* Instruction
Go through the lines below and copy each one that holds the string "data".

══ Entries shown

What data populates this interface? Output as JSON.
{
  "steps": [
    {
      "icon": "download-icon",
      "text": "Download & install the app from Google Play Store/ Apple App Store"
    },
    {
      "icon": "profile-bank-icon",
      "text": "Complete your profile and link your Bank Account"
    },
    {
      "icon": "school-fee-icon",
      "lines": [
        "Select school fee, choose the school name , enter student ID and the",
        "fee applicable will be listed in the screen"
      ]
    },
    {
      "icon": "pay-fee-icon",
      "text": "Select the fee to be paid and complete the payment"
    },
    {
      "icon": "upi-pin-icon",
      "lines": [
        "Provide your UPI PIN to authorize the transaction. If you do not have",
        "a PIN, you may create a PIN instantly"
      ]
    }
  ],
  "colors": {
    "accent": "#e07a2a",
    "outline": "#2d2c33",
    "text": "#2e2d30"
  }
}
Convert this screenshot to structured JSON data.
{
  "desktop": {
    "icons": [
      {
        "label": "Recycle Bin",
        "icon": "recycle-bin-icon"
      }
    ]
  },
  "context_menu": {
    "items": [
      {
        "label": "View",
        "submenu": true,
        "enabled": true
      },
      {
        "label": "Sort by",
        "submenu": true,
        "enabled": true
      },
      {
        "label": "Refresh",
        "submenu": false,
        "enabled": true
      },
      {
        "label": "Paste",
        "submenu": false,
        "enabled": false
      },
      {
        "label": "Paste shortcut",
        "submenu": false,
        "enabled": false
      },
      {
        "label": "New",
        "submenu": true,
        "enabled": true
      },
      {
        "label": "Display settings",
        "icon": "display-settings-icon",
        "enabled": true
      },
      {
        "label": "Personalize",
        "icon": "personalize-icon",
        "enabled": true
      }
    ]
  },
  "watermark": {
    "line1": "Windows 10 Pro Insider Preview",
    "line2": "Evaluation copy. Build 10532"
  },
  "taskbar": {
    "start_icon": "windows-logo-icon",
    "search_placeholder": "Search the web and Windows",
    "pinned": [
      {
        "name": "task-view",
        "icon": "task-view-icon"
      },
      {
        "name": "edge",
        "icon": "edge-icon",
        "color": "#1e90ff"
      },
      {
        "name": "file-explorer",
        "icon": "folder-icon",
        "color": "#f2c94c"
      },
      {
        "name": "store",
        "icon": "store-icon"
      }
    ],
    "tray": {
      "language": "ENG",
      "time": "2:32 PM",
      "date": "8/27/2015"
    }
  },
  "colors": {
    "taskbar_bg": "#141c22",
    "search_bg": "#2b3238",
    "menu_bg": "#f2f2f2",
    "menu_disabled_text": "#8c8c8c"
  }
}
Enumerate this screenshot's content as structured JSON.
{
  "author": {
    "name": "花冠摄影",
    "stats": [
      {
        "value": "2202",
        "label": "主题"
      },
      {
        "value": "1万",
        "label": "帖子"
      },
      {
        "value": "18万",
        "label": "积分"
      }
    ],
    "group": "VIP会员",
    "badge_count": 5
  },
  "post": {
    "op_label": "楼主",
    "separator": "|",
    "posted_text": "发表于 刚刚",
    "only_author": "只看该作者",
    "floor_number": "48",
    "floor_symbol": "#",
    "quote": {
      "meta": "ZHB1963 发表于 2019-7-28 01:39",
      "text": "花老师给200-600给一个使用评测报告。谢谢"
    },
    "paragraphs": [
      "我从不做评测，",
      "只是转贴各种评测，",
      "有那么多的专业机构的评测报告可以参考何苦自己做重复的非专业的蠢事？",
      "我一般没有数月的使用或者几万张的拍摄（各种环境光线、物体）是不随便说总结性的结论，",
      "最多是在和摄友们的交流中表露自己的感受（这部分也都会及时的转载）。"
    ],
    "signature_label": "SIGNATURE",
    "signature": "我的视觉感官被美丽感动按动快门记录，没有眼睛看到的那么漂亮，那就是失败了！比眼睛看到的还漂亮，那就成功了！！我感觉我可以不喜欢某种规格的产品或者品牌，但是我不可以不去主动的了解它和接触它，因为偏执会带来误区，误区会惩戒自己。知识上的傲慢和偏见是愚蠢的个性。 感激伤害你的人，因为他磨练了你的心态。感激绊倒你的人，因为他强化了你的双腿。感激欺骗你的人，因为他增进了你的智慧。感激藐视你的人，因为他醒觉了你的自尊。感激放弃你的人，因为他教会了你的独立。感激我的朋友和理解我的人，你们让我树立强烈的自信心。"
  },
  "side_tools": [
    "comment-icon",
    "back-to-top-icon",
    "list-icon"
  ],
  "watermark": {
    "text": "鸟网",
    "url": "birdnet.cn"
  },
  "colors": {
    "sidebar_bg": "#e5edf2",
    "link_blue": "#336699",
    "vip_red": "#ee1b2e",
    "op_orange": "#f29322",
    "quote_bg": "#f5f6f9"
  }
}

════

* Complete answer
What data populates this interface? Output as JSON.
Convert this screenshot to structured JSON data.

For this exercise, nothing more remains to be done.